### Problem to work on
Each line that follows should be printed again exactly as it stands.

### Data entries
───

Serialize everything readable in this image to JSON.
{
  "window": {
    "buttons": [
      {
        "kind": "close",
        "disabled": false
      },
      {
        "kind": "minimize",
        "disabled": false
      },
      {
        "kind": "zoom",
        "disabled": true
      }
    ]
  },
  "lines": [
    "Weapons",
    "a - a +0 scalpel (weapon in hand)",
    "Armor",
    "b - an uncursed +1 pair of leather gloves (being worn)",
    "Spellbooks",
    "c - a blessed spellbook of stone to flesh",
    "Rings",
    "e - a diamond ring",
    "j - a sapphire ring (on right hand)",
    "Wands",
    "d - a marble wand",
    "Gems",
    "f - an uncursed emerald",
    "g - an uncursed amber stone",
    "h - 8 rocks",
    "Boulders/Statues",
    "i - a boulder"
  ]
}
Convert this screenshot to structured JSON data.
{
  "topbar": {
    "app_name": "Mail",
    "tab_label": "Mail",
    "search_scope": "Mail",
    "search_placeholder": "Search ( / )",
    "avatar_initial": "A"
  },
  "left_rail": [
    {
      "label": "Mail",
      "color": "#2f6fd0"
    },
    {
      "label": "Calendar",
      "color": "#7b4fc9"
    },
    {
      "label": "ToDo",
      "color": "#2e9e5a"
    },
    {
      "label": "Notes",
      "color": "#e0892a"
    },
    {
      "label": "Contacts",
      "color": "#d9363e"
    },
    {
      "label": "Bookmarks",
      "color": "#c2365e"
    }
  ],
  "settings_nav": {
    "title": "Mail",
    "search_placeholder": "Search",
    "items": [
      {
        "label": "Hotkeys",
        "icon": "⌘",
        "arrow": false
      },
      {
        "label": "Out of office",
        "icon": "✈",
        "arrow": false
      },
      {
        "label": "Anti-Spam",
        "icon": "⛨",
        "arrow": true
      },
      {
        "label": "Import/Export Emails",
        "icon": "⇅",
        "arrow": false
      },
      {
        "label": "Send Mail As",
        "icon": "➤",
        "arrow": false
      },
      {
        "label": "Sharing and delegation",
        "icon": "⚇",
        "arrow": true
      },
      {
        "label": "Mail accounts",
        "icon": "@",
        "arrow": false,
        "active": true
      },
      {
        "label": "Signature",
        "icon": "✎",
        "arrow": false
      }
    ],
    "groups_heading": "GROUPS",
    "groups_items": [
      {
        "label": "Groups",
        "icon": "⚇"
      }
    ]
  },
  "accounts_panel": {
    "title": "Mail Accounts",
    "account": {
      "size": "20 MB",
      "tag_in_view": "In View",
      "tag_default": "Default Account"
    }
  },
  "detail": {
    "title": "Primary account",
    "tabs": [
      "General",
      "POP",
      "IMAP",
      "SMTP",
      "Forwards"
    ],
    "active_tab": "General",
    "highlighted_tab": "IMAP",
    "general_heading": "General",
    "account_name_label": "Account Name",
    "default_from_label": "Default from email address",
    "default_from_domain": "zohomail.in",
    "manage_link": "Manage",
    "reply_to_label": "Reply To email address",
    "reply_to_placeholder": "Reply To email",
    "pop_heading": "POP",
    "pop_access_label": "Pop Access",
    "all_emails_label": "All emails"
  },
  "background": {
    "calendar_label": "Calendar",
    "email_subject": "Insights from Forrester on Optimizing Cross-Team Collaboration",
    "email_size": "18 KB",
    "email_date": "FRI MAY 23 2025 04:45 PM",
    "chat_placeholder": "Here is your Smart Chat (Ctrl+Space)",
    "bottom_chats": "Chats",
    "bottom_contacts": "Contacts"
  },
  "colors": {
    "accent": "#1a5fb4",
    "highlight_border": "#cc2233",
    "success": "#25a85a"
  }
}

───

### Solved problem
Serialize everything readable in this image to JSON.
{
  "window": {
    "buttons": [
      {
        "kind": "close",
        "disabled": false
      },
      {
        "kind": "minimize",
        "disabled": false
      },
      {
        "kind": "zoom",
        "disabled": true
      }
    ]
  },
  "lines": [
    "Weapons",
    "a - a +0 scalpel (weapon in hand)",
    "Armor",
    "b - an uncursed +1 pair of leather gloves (being worn)",
    "Spellbooks",
    "c - a blessed spellbook of stone to flesh",
    "Rings",
    "e - a diamond ring",
    "j - a sapphire ring (on right hand)",
    "Wands",
    "d - a marble wand",
    "Gems",
    "f - an uncursed emerald",
    "g - an uncursed amber stone",
    "h - 8 rocks",
    "Boulders/Statues",
    "i - a boulder"
  ]
}
Convert this screenshot to structured JSON data.
{
  "topbar": {
    "app_name": "Mail",
    "tab_label": "Mail",
    "search_scope": "Mail",
    "search_placeholder": "Search ( / )",
    "avatar_initial": "A"
  },
  "left_rail": [
    {
      "label": "Mail",
      "color": "#2f6fd0"
    },
    {
      "label": "Calendar",
      "color": "#7b4fc9"
    },
    {
      "label": "ToDo",
      "color": "#2e9e5a"
    },
    {
      "label": "Notes",
      "color": "#e0892a"
    },
    {
      "label": "Contacts",
      "color": "#d9363e"
    },
    {
      "label": "Bookmarks",
      "color": "#c2365e"
    }
  ],
  "settings_nav": {
    "title": "Mail",
    "search_placeholder": "Search",
    "items": [
      {
        "label": "Hotkeys",
        "icon": "⌘",
        "arrow": false
      },
      {
        "label": "Out of office",
        "icon": "✈",
        "arrow": false
      },
      {
        "label": "Anti-Spam",
        "icon": "⛨",
        "arrow": true
      },
      {
        "label": "Import/Export Emails",
        "icon": "⇅",
        "arrow": false
      },
      {
        "label": "Send Mail As",
        "icon": "➤",
        "arrow": false
      },
      {
        "label": "Sharing and delegation",
        "icon": "⚇",
        "arrow": true
      },
      {
        "label": "Mail accounts",
        "icon": "@",
        "arrow": false,
        "active": true
      },
      {
        "label": "Signature",
        "icon": "✎",
        "arrow": false
      }
    ],
    "groups_heading": "GROUPS",
    "groups_items": [
      {
        "label": "Groups",
        "icon": "⚇"
      }
    ]
  },
  "accounts_panel": {
    "title": "Mail Accounts",
    "account": {
      "size": "20 MB",
      "tag_in_view": "In View",
      "tag_default": "Default Account"
    }
  },
  "detail": {
    "title": "Primary account",
    "tabs": [
      "General",
      "POP",
      "IMAP",
      "SMTP",
      "Forwards"
    ],
    "active_tab": "General",
    "highlighted_tab": "IMAP",
    "general_heading": "General",
    "account_name_label": "Account Name",
    "default_from_label": "Default from email address",
    "default_from_domain": "zohomail.in",
    "manage_link": "Manage",
    "reply_to_label": "Reply To email address",
    "reply_to_placeholder": "Reply To email",
    "pop_heading": "POP",
    "pop_access_label": "Pop Access",
    "all_emails_label": "All emails"
  },
  "background": {
    "calendar_label": "Calendar",
    "email_subject": "Insights from Forrester on Optimizing Cross-Team Collaboration",
    "email_size": "18 KB",
    "email_date": "FRI MAY 23 2025 04:45 PM",
    "chat_placeholder": "Here is your Smart Chat (Ctrl+Space)",
    "bottom_chats": "Chats",
    "bottom_contacts": "Contacts"
  },
  "colors": {
    "accent": "#1a5fb4",
    "highlight_border": "#cc2233",
    "success": "#25a85a"
  }
}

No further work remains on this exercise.